> [Your goal]: All lines in which the word "this" occurs are to be extracted.

Stored records:
'''
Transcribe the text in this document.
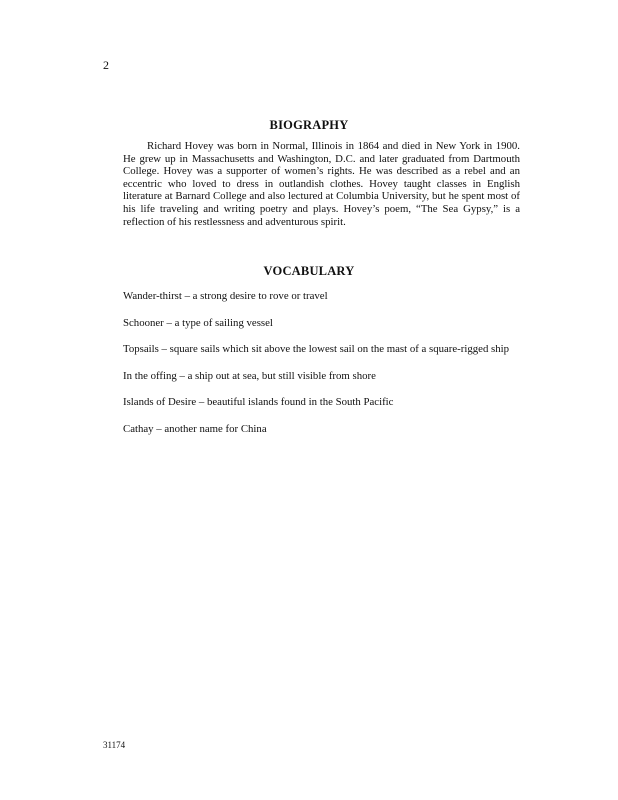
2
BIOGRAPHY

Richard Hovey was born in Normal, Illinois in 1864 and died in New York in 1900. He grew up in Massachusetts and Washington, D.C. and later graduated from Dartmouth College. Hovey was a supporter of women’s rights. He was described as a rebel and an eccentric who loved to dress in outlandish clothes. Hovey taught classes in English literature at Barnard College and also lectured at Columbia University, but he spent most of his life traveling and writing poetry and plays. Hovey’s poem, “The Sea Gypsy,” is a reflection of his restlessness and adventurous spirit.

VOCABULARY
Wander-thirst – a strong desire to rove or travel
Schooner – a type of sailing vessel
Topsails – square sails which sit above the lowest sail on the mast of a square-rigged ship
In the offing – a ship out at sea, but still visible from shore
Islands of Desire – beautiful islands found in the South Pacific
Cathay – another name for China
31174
'''
'''
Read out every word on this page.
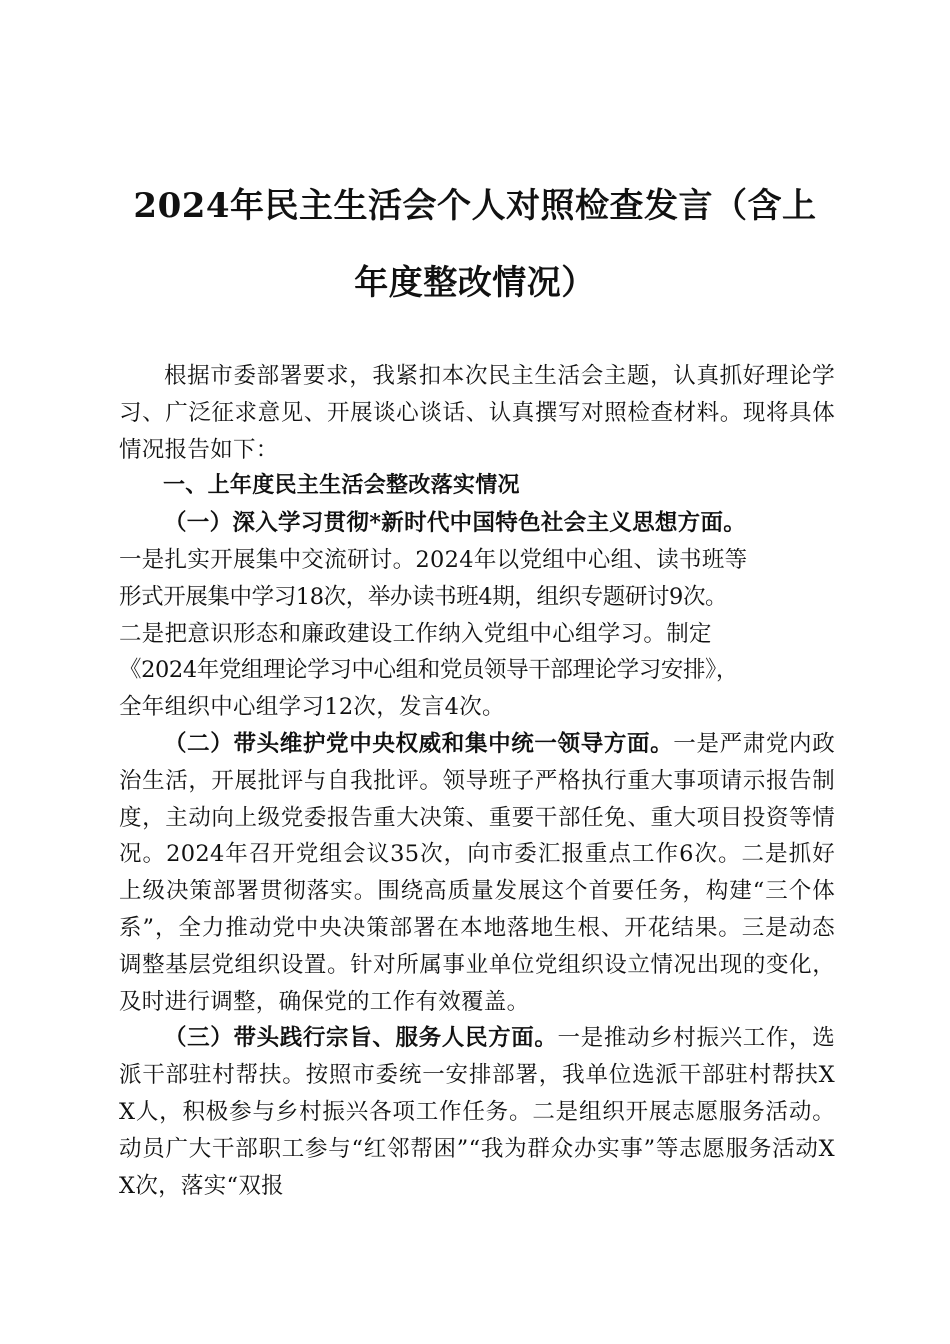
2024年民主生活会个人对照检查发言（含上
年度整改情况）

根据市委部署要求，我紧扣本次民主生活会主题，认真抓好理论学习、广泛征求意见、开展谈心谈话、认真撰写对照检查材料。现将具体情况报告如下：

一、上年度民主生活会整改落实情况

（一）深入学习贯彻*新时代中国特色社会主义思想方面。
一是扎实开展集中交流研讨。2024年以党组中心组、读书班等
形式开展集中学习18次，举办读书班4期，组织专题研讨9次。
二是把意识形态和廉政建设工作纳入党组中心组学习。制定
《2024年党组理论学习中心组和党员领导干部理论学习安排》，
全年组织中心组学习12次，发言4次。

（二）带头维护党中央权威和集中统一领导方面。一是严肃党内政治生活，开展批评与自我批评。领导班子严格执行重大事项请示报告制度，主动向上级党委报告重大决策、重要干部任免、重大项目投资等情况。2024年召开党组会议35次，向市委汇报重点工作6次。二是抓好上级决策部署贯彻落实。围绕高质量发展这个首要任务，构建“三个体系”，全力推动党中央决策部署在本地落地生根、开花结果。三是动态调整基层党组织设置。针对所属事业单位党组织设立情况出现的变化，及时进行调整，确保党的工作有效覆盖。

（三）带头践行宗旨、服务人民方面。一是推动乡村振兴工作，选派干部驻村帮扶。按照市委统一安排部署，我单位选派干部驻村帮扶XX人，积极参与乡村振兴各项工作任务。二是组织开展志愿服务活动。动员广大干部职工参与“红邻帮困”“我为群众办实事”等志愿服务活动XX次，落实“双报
'''
> [Finished task]:
Transcribe the text in this document.
Read out every word on this page.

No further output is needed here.